### Stored entries:
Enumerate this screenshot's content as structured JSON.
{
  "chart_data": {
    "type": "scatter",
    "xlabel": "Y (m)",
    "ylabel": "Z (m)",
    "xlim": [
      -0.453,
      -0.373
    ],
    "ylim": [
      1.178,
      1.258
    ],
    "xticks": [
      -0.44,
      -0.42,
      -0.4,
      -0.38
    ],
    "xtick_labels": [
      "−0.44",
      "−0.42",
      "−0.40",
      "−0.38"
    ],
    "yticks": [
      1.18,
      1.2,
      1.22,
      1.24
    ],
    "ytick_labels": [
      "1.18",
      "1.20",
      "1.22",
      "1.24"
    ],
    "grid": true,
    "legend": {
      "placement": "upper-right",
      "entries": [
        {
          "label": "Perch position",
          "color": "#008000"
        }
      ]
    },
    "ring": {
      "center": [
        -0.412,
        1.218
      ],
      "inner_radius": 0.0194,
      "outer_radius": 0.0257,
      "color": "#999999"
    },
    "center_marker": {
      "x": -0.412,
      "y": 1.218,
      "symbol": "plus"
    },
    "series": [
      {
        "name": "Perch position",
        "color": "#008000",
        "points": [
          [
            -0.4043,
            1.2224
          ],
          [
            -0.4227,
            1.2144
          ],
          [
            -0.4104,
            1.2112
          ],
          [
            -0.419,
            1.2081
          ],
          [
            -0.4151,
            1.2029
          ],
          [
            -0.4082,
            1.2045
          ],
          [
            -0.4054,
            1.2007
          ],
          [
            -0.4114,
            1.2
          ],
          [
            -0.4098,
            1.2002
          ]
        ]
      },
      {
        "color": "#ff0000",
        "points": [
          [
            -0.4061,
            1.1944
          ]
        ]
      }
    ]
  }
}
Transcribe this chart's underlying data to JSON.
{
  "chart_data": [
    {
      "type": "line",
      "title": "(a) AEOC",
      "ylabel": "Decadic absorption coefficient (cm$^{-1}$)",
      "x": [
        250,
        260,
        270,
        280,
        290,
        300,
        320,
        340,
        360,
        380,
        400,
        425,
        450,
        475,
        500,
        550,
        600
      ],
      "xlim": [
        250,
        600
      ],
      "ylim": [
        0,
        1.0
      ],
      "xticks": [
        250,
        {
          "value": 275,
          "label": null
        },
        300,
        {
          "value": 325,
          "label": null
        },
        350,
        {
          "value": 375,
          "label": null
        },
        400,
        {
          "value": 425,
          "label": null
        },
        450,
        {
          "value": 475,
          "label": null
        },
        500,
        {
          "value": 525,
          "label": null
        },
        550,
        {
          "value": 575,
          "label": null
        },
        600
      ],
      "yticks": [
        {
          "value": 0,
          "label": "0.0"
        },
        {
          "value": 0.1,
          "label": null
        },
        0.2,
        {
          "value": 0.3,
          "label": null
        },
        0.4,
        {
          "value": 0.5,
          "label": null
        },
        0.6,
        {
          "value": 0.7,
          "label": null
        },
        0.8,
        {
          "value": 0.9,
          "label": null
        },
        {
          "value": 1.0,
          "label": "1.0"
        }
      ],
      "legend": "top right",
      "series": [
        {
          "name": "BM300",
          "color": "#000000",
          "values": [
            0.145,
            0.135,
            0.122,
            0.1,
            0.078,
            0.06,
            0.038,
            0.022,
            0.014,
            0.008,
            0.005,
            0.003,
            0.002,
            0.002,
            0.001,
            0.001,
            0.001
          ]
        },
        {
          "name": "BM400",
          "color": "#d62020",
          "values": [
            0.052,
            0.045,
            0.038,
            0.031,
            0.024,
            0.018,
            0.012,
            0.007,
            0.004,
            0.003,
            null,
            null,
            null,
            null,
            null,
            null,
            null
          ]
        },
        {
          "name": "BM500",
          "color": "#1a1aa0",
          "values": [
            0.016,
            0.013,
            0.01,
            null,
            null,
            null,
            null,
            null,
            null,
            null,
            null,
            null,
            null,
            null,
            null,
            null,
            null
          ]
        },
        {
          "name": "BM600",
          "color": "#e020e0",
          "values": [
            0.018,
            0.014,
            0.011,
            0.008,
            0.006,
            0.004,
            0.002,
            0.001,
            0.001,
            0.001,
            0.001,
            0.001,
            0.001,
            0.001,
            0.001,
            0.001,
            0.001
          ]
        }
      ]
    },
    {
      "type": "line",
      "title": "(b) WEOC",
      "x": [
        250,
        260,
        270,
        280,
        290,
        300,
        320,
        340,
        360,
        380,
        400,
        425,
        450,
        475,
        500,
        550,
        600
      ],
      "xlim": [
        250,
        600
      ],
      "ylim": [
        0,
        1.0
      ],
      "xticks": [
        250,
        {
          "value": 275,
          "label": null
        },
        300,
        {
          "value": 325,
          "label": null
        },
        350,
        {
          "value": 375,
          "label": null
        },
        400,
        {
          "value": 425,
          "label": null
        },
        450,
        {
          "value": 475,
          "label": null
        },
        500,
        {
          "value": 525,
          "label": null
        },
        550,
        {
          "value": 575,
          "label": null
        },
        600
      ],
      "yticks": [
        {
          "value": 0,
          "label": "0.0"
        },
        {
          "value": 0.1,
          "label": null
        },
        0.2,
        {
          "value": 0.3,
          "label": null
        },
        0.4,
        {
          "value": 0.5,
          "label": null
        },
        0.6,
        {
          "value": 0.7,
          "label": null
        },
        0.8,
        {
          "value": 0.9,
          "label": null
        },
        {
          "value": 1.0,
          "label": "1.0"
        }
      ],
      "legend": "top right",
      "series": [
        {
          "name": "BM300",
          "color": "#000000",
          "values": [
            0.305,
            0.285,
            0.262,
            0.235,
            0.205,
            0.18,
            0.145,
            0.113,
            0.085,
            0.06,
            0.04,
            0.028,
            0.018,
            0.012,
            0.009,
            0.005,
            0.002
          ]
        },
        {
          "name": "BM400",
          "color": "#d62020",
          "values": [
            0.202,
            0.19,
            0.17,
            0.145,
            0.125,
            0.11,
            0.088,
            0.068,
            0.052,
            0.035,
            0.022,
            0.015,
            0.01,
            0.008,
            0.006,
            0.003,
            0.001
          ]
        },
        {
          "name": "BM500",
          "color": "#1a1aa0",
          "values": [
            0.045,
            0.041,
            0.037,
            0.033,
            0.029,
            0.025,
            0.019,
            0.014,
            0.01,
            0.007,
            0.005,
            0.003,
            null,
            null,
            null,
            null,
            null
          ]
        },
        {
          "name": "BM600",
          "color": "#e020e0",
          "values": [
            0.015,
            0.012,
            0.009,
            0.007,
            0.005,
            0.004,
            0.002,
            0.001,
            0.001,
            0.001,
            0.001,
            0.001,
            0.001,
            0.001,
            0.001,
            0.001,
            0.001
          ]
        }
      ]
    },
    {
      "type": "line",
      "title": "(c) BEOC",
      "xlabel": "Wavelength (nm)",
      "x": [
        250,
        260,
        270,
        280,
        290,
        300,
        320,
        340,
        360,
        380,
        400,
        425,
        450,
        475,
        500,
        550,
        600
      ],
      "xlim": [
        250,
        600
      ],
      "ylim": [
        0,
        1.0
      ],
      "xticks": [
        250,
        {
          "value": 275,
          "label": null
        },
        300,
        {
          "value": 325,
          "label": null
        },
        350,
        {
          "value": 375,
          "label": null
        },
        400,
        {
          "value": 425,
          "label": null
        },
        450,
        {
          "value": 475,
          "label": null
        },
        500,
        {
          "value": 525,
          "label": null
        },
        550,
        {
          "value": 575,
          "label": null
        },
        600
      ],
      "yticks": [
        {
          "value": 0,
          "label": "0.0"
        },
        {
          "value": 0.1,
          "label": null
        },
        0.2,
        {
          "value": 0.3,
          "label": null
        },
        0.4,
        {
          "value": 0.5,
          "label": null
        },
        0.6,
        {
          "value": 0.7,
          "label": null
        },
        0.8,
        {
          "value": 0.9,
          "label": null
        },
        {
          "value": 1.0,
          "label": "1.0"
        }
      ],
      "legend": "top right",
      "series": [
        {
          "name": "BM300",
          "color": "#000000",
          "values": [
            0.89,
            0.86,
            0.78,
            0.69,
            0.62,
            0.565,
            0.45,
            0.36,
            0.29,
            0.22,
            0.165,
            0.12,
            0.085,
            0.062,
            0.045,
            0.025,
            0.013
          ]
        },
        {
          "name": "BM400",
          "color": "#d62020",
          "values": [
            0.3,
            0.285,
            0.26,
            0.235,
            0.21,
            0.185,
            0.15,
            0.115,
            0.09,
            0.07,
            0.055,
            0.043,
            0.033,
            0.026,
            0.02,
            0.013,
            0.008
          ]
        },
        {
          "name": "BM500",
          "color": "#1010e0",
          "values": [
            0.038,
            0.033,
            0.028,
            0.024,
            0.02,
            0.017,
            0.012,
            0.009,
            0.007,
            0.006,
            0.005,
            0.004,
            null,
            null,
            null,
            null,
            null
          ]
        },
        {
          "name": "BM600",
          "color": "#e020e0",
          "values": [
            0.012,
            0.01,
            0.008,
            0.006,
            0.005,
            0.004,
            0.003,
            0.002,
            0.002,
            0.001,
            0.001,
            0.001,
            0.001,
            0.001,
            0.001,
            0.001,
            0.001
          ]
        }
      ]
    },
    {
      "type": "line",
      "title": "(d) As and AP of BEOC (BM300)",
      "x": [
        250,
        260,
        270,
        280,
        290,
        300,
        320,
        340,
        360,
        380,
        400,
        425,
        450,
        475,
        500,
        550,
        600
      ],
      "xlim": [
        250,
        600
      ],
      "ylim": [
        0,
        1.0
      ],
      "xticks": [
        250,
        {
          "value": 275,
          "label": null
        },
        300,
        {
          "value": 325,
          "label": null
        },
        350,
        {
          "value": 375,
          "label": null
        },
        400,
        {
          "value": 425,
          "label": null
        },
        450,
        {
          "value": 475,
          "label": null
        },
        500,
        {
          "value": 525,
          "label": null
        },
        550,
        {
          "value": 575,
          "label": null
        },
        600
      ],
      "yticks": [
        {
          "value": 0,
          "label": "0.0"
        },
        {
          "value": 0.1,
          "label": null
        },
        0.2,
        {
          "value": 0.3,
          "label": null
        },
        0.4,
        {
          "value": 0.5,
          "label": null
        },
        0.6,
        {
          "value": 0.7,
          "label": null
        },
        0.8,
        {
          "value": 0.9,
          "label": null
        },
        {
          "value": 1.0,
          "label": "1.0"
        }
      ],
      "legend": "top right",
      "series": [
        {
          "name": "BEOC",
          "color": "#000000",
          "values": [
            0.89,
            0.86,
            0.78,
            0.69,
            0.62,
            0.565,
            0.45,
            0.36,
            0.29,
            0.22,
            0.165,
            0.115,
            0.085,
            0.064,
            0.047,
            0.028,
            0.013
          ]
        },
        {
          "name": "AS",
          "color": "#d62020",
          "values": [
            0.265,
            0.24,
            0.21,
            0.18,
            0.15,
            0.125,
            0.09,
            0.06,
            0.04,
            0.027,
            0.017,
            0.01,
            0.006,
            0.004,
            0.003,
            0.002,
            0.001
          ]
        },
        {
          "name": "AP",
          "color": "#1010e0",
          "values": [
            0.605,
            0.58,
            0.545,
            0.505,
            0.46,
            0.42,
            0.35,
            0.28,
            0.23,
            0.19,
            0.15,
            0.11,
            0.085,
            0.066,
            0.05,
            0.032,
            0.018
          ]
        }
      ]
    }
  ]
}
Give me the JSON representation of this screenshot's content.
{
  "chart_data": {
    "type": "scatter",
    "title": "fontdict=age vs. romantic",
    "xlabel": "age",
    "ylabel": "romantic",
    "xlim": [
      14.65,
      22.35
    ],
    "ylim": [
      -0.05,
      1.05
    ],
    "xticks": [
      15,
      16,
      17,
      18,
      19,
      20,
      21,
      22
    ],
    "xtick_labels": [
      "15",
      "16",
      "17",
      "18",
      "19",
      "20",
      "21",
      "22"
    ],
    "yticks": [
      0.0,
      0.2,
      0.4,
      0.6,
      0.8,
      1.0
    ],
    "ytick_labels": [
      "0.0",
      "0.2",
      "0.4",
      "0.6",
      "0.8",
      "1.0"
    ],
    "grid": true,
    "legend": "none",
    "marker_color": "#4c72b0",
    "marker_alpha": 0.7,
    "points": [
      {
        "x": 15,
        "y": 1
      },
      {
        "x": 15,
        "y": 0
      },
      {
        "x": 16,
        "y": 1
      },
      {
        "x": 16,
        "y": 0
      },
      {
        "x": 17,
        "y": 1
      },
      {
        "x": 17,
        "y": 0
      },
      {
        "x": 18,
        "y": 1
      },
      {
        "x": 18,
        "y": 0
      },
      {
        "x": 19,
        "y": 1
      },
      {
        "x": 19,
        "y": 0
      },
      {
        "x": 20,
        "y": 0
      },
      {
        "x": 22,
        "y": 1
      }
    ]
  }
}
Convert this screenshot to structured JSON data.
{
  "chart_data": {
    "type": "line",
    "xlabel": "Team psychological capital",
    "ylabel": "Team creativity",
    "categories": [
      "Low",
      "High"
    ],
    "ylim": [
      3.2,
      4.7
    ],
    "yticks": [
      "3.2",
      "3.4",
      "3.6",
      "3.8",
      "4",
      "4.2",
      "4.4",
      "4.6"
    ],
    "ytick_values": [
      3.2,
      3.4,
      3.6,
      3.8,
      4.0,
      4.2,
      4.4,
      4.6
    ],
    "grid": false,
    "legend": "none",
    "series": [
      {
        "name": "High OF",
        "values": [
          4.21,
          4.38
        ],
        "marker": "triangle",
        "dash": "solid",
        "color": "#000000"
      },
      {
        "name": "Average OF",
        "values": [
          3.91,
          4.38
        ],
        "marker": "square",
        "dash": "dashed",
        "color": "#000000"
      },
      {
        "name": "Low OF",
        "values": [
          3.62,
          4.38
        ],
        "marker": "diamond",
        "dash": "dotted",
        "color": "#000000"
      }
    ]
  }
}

### Work instructions:
Count how many lines hold the string "xlabel" and give that number alone.

### The completed task:
4